## [Extract provided]
________________________________________

How do you know you're a good (writing) mentor?
- 6 hours ago
- 7 min read
Here's a tool for helping you decide that for yourself.

My co-author Steve recently told me about an interesting chat he had with a colleague a while back. Steve’s colleague described a common complaint among faculty members he knows. Faculty, that fellow said, receive draft manuscripts from their students, realize the drafts aren’t in great shape, realize it would take them hours and hours to make the drafts better (and in any case they aren’t sure how to do that without totally rewriting the text themselves)– and so the faculty give up (on the drafts, and at least implicitly, on the students).
Hearing this made Steve sad, and made me sad later, when Steve told me about it. But it didn’t really shock us, because as hard as writing is, mentoring (or teaching) writing is harder. That’s exactly why we wrote Teaching and Mentoring Writers in the Sciences)! And we’re absolutely sure that the faculty members Steve’s colleague was talking about don’t want to give up on those manuscripts; we’re even more sure they don’t want to give up on the students who wrote them. But if they do give up, there’s a big cost [1]—to the production of science, if good work goes unpublished; and to the skills of future scientists, if good students aren’t helped in their development as writers.
This made us think about Helen Sword’s “Writer’s BASE” again. Sword designed this as a tool for writers to reflect on their abilities at, and attitudes toward, writing, and we previously discussed how we recommend facilitating that. But today we are suggesting another use for it.
If you mentor or teach writers (and who among us doesn’t?), it’s useful to borrow Sword’s BASE to help you reflect on your abilities and attitudes towards mentoring. (It’s clumsy to keep saying “mentoring or teaching”, so we’re going to stop; when we use the word “mentoring” we’re including teaching. Good teaching is mentoring.)
Sword’s BASE exercise, in its original form, asks you to score yourself along four axes:
Behavioral: how good (productive) are your everyday habits as a writer?
Artisanal: how well developed are your skills as a writer?
Social: how often you do talk (productively) with others about your writing, or theirs?
Emotional: how do you feel (positively or negatively) about the task of writing?
The obvious extension is to score yourself along the same four axes, but not as a writer—as a mentor of writers. How productive are your habits as mentor? How skilled are you at it? How often do you discuss mentoring with others? And how does mentoring make you feel?
My own crack at this is the image above this post, but before you look at it too carefully, we suggest you go do the exercise for yourself. The tool is pretty slick—it will only take you a few moments.
So, what about us?
You can see Steve’s reflection here. And now, what follows here is me talking.

________________________________________

## [Records]
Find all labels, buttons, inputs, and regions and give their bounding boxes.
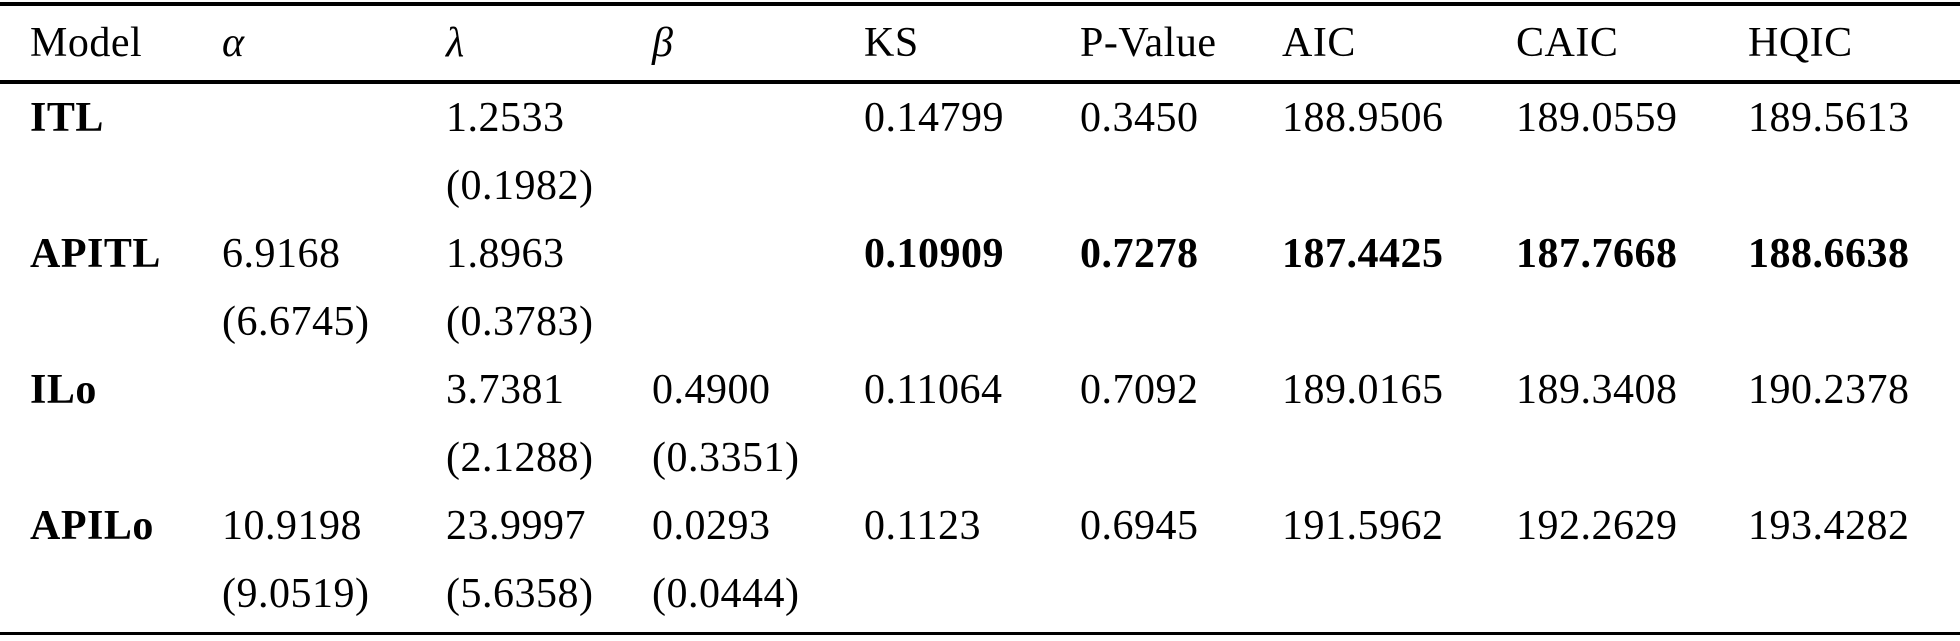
cell-itl-lambda: 1.2533	[446, 95, 565, 141]
cell-ilo-model: ILo	[30, 367, 97, 413]
cell-itl-pvalue: 0.3450	[1080, 95, 1199, 141]
header-aic: AIC	[1282, 20, 1356, 66]
cell-ilo-aic: 189.0165	[1282, 367, 1444, 413]
table-row-apitl-estimates: APITL 6.9168 1.8963 0.10909 0.7278 187.4…	[0, 220, 1960, 288]
cell-apitl-alpha: 6.9168	[222, 231, 341, 277]
cell-apilo-alpha-se: (9.0519)	[222, 571, 370, 617]
table-top-rule	[0, 2, 1960, 6]
cell-apilo-caic: 192.2629	[1516, 503, 1678, 549]
cell-apilo-ks: 0.1123	[864, 503, 981, 549]
cell-itl-caic: 189.0559	[1516, 95, 1678, 141]
table-row-itl-estimates: ITL 1.2533 0.14799 0.3450 188.9506 189.0…	[0, 84, 1960, 152]
header-ks: KS	[864, 20, 919, 66]
header-hqic: HQIC	[1748, 20, 1853, 66]
table-row-itl-stderrors: (0.1982)	[0, 152, 1960, 220]
cell-apilo-pvalue: 0.6945	[1080, 503, 1199, 549]
table-row-apilo-stderrors: (9.0519) (5.6358) (0.0444)	[0, 560, 1960, 628]
cell-apilo-beta-se: (0.0444)	[652, 571, 800, 617]
cell-apitl-aic: 187.4425	[1282, 231, 1444, 277]
cell-apitl-model: APITL	[30, 231, 161, 277]
header-alpha: α	[222, 20, 245, 66]
cell-apilo-lambda-se: (5.6358)	[446, 571, 594, 617]
cell-ilo-pvalue: 0.7092	[1080, 367, 1199, 413]
table-row-ilo-stderrors: (2.1288) (0.3351)	[0, 424, 1960, 492]
cell-ilo-beta-se: (0.3351)	[652, 435, 800, 481]
cell-apilo-hqic: 193.4282	[1748, 503, 1910, 549]
cell-ilo-lambda: 3.7381	[446, 367, 565, 413]
table-header-row: Model α λ β KS P-Value AIC CAIC HQIC	[0, 6, 1960, 80]
cell-itl-hqic: 189.5613	[1748, 95, 1910, 141]
cell-apitl-ks: 0.10909	[864, 231, 1004, 277]
cell-ilo-lambda-se: (2.1288)	[446, 435, 594, 481]
cell-apilo-beta: 0.0293	[652, 503, 771, 549]
table-row-apilo-estimates: APILo 10.9198 23.9997 0.0293 0.1123 0.69…	[0, 492, 1960, 560]
table-row-ilo-estimates: ILo 3.7381 0.4900 0.11064 0.7092 189.016…	[0, 356, 1960, 424]
cell-itl-ks: 0.14799	[864, 95, 1004, 141]
cell-apitl-alpha-se: (6.6745)	[222, 299, 370, 345]
cell-apilo-lambda: 23.9997	[446, 503, 586, 549]
table-bottom-rule	[0, 632, 1960, 635]
header-caic: CAIC	[1516, 20, 1619, 66]
header-beta: β	[652, 20, 674, 66]
cell-apitl-lambda-se: (0.3783)	[446, 299, 594, 345]
cell-apitl-pvalue: 0.7278	[1080, 231, 1199, 277]
cell-itl-lambda-se: (0.1982)	[446, 163, 594, 209]
cell-apilo-model: APILo	[30, 503, 154, 549]
table-row-apitl-stderrors: (6.6745) (0.3783)	[0, 288, 1960, 356]
cell-ilo-ks: 0.11064	[864, 367, 1003, 413]
cell-apilo-alpha: 10.9198	[222, 503, 362, 549]
cell-ilo-caic: 189.3408	[1516, 367, 1678, 413]
cell-ilo-hqic: 190.2378	[1748, 367, 1910, 413]
table-header-rule	[0, 80, 1960, 84]
cell-apitl-caic: 187.7668	[1516, 231, 1678, 277]
cell-itl-aic: 188.9506	[1282, 95, 1444, 141]
header-lambda: λ	[446, 20, 465, 66]
cell-ilo-beta: 0.4900	[652, 367, 771, 413]
cell-apitl-lambda: 1.8963	[446, 231, 565, 277]
header-pvalue: P-Value	[1080, 20, 1217, 66]
cell-apilo-aic: 191.5962	[1282, 503, 1444, 549]
header-model: Model	[30, 20, 143, 66]
cell-itl-model: ITL	[30, 95, 104, 141]
cell-apitl-hqic: 188.6638	[1748, 231, 1910, 277]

________________________________________

## [Requirements]
1. In the post about writing mentorship, what are the four axes along which Sword's BASE exercise asks you to score yourself?
2. Write the next part of the post about writing mentorship, picking up right after its final sentence.

## [Final answers]
1. Behavioral, Artisanal, Social, and Emotional.

2.
I was candid with myself (there’s no point doing the exercise any other way). On the artisanal/applied side of things, I score myself as “highly developed.” I used to do developmental editing for English as an Additional Language (a.k.a., EAL) writers, edit research briefs for an arm of the European Union, and edit community journalists at the newspaper where I worked. And now, I mentor loads of students on their own emotions and practices associated with academic writing, lead workshops on the same, and teach a writing-intensive course every year that involves students writing an average of 99 pages. [2] I also serve on graduate committees and co-author my own manuscripts with students or other early career scientists. I also trained in how to teach writing, through a Rhetoric and Composition graduate program. Between the book learning and my experience applying it, I’ve learned a few helpful things about how to support developing writers from the practical side.
For the social dimension, which asks how often I “engage with other people about [mentoring],” I scored myself at “as often as possible.” Between co-writing Teaching and Mentoring Writing in the Sciences (a 5+-year project that was top-of mind that whole time), leading workshops and talks on effective writing mentorship, conversations with colleagues, and writing about all that here, I talk about mentoring writing a lot.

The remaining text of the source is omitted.